*INSTRUCTIONS TO FOLLOW*. What follows is a set of records; copy all of it exactly.
********************
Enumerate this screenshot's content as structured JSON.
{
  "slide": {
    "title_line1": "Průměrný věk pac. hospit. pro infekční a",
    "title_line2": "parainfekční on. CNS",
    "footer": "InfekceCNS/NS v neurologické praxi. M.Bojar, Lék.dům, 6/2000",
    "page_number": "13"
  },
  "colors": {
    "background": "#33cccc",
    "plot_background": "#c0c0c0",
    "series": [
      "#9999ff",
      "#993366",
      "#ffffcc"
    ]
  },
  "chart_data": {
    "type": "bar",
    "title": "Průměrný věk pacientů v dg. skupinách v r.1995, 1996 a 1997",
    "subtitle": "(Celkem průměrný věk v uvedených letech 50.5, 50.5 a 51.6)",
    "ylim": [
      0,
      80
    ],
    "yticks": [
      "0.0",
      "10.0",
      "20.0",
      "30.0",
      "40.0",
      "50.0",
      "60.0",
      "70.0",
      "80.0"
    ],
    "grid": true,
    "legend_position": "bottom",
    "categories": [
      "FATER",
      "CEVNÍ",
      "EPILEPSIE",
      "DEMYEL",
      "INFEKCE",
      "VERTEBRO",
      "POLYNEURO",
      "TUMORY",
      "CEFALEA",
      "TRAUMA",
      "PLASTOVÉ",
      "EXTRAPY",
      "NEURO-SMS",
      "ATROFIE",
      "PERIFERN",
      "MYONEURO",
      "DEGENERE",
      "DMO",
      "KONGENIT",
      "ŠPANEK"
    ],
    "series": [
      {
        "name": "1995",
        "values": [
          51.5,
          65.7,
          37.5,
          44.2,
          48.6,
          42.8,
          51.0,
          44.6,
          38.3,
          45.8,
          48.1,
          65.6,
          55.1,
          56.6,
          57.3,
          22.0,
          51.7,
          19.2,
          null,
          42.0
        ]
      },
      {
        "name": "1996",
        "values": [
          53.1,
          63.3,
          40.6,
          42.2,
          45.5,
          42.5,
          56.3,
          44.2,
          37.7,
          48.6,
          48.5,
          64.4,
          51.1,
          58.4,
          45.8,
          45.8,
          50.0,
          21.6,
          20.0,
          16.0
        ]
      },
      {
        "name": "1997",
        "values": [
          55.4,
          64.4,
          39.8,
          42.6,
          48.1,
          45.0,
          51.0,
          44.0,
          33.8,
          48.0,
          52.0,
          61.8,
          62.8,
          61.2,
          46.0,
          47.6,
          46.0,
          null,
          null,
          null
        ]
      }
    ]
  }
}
********************
*RESPONSE BOX*.
Enumerate this screenshot's content as structured JSON.
{
  "slide": {
    "title_line1": "Průměrný věk pac. hospit. pro infekční a",
    "title_line2": "parainfekční on. CNS",
    "footer": "InfekceCNS/NS v neurologické praxi. M.Bojar, Lék.dům, 6/2000",
    "page_number": "13"
  },
  "colors": {
    "background": "#33cccc",
    "plot_background": "#c0c0c0",
    "series": [
      "#9999ff",
      "#993366",
      "#ffffcc"
    ]
  },
  "chart_data": {
    "type": "bar",
    "title": "Průměrný věk pacientů v dg. skupinách v r.1995, 1996 a 1997",
    "subtitle": "(Celkem průměrný věk v uvedených letech 50.5, 50.5 a 51.6)",
    "ylim": [
      0,
      80
    ],
    "yticks": [
      "0.0",
      "10.0",
      "20.0",
      "30.0",
      "40.0",
      "50.0",
      "60.0",
      "70.0",
      "80.0"
    ],
    "grid": true,
    "legend_position": "bottom",
    "categories": [
      "FATER",
      "CEVNÍ",
      "EPILEPSIE",
      "DEMYEL",
      "INFEKCE",
      "VERTEBRO",
      "POLYNEURO",
      "TUMORY",
      "CEFALEA",
      "TRAUMA",
      "PLASTOVÉ",
      "EXTRAPY",
      "NEURO-SMS",
      "ATROFIE",
      "PERIFERN",
      "MYONEURO",
      "DEGENERE",
      "DMO",
      "KONGENIT",
      "ŠPANEK"
    ],
    "series": [
      {
        "name": "1995",
        "values": [
          51.5,
          65.7,
          37.5,
          44.2,
          48.6,
          42.8,
          51.0,
          44.6,
          38.3,
          45.8,
          48.1,
          65.6,
          55.1,
          56.6,
          57.3,
          22.0,
          51.7,
          19.2,
          null,
          42.0
        ]
      },
      {
        "name": "1996",
        "values": [
          53.1,
          63.3,
          40.6,
          42.2,
          45.5,
          42.5,
          56.3,
          44.2,
          37.7,
          48.6,
          48.5,
          64.4,
          51.1,
          58.4,
          45.8,
          45.8,
          50.0,
          21.6,
          20.0,
          16.0
        ]
      },
      {
        "name": "1997",
        "values": [
          55.4,
          64.4,
          39.8,
          42.6,
          48.1,
          45.0,
          51.0,
          44.0,
          33.8,
          48.0,
          52.0,
          61.8,
          62.8,
          61.2,
          46.0,
          47.6,
          46.0,
          null,
          null,
          null
        ]
      }
    ]
  }
}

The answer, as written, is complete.